Leave out the pictures and repeat the data exactly.

#### Input material:
--- BEGIN ---

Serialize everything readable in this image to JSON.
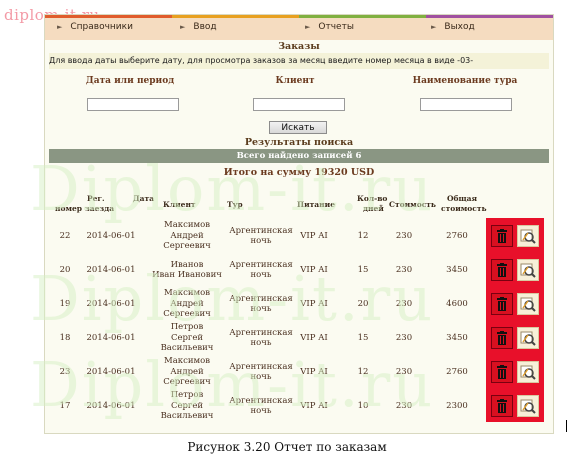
{
  "watermark_small": "diplom-it.ru",
  "watermark_big": "Diplom-it.ru",
  "menu": {
    "items": [
      "Справочники",
      "Ввод",
      "Отчеты",
      "Выход"
    ],
    "stripe_colors": [
      "#e05c2c",
      "#e8a020",
      "#80b040",
      "#a050a0"
    ]
  },
  "orders_title": "Заказы",
  "hint": "Для ввода даты выберите дату, для просмотра заказов за месяц введите номер месяца в виде -03-",
  "filter": {
    "date_label": "Дата или период",
    "client_label": "Клиент",
    "tour_label": "Наименование тура",
    "date_value": "",
    "client_value": "",
    "tour_value": "",
    "search_label": "Искать"
  },
  "results_title": "Результаты поиска",
  "found_text": "Всего найдено записей 6",
  "total_text": "Итого на сумму 19320 USD",
  "table": {
    "headers": {
      "num": "номер",
      "reg": "Рег.",
      "date": "Дата",
      "arrival": "заезда",
      "client": "Клиент",
      "tour": "Тур",
      "food": "Питание",
      "qty": "Кол-во",
      "days": "дней",
      "price": "Стоимость",
      "total1": "Общая",
      "total2": "стоимость"
    },
    "rows": [
      {
        "num": "22",
        "date": "2014-06-01",
        "client": [
          "Максимов",
          "Андрей",
          "Сергеевич"
        ],
        "tour": [
          "Аргентинская",
          "ночь"
        ],
        "food": "VIP AI",
        "days": "12",
        "price": "230",
        "total": "2760"
      },
      {
        "num": "20",
        "date": "2014-06-01",
        "client": [
          "Иванов",
          "Иван Иванович"
        ],
        "tour": [
          "Аргентинская",
          "ночь"
        ],
        "food": "VIP AI",
        "days": "15",
        "price": "230",
        "total": "3450"
      },
      {
        "num": "19",
        "date": "2014-06-01",
        "client": [
          "Максимов",
          "Андрей",
          "Сергеевич"
        ],
        "tour": [
          "Аргентинская",
          "ночь"
        ],
        "food": "VIP AI",
        "days": "20",
        "price": "230",
        "total": "4600"
      },
      {
        "num": "18",
        "date": "2014-06-01",
        "client": [
          "Петров",
          "Сергей",
          "Васильевич"
        ],
        "tour": [
          "Аргентинская",
          "ночь"
        ],
        "food": "VIP AI",
        "days": "15",
        "price": "230",
        "total": "3450"
      },
      {
        "num": "23",
        "date": "2014-06-01",
        "client": [
          "Максимов",
          "Андрей",
          "Сергеевич"
        ],
        "tour": [
          "Аргентинская",
          "ночь"
        ],
        "food": "VIP AI",
        "days": "12",
        "price": "230",
        "total": "2760"
      },
      {
        "num": "17",
        "date": "2014-06-01",
        "client": [
          "Петров",
          "Сергей",
          "Васильевич"
        ],
        "tour": [
          "Аргентинская",
          "ночь"
        ],
        "food": "VIP AI",
        "days": "10",
        "price": "230",
        "total": "2300"
      }
    ],
    "row_actions": [
      "delete-icon",
      "edit-icon"
    ],
    "action_color": "#e8102a"
  },
  "caption": "Рисунок 3.20 Отчет по заказам"
}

--- END ---

#### Response for this exercise:
Serialize everything readable in this image to JSON.
{
  "watermark_small": "diplom-it.ru",
  "watermark_big": "Diplom-it.ru",
  "menu": {
    "items": [
      "Справочники",
      "Ввод",
      "Отчеты",
      "Выход"
    ],
    "stripe_colors": [
      "#e05c2c",
      "#e8a020",
      "#80b040",
      "#a050a0"
    ]
  },
  "orders_title": "Заказы",
  "hint": "Для ввода даты выберите дату, для просмотра заказов за месяц введите номер месяца в виде -03-",
  "filter": {
    "date_label": "Дата или период",
    "client_label": "Клиент",
    "tour_label": "Наименование тура",
    "date_value": "",
    "client_value": "",
    "tour_value": "",
    "search_label": "Искать"
  },
  "results_title": "Результаты поиска",
  "found_text": "Всего найдено записей 6",
  "total_text": "Итого на сумму 19320 USD",
  "table": {
    "headers": {
      "num": "номер",
      "reg": "Рег.",
      "date": "Дата",
      "arrival": "заезда",
      "client": "Клиент",
      "tour": "Тур",
      "food": "Питание",
      "qty": "Кол-во",
      "days": "дней",
      "price": "Стоимость",
      "total1": "Общая",
      "total2": "стоимость"
    },
    "rows": [
      {
        "num": "22",
        "date": "2014-06-01",
        "client": [
          "Максимов",
          "Андрей",
          "Сергеевич"
        ],
        "tour": [
          "Аргентинская",
          "ночь"
        ],
        "food": "VIP AI",
        "days": "12",
        "price": "230",
        "total": "2760"
      },
      {
        "num": "20",
        "date": "2014-06-01",
        "client": [
          "Иванов",
          "Иван Иванович"
        ],
        "tour": [
          "Аргентинская",
          "ночь"
        ],
        "food": "VIP AI",
        "days": "15",
        "price": "230",
        "total": "3450"
      },
      {
        "num": "19",
        "date": "2014-06-01",
        "client": [
          "Максимов",
          "Андрей",
          "Сергеевич"
        ],
        "tour": [
          "Аргентинская",
          "ночь"
        ],
        "food": "VIP AI",
        "days": "20",
        "price": "230",
        "total": "4600"
      },
      {
        "num": "18",
        "date": "2014-06-01",
        "client": [
          "Петров",
          "Сергей",
          "Васильевич"
        ],
        "tour": [
          "Аргентинская",
          "ночь"
        ],
        "food": "VIP AI",
        "days": "15",
        "price": "230",
        "total": "3450"
      },
      {
        "num": "23",
        "date": "2014-06-01",
        "client": [
          "Максимов",
          "Андрей",
          "Сергеевич"
        ],
        "tour": [
          "Аргентинская",
          "ночь"
        ],
        "food": "VIP AI",
        "days": "12",
        "price": "230",
        "total": "2760"
      },
      {
        "num": "17",
        "date": "2014-06-01",
        "client": [
          "Петров",
          "Сергей",
          "Васильевич"
        ],
        "tour": [
          "Аргентинская",
          "ночь"
        ],
        "food": "VIP AI",
        "days": "10",
        "price": "230",
        "total": "2300"
      }
    ],
    "row_actions": [
      "delete-icon",
      "edit-icon"
    ],
    "action_color": "#e8102a"
  },
  "caption": "Рисунок 3.20 Отчет по заказам"
}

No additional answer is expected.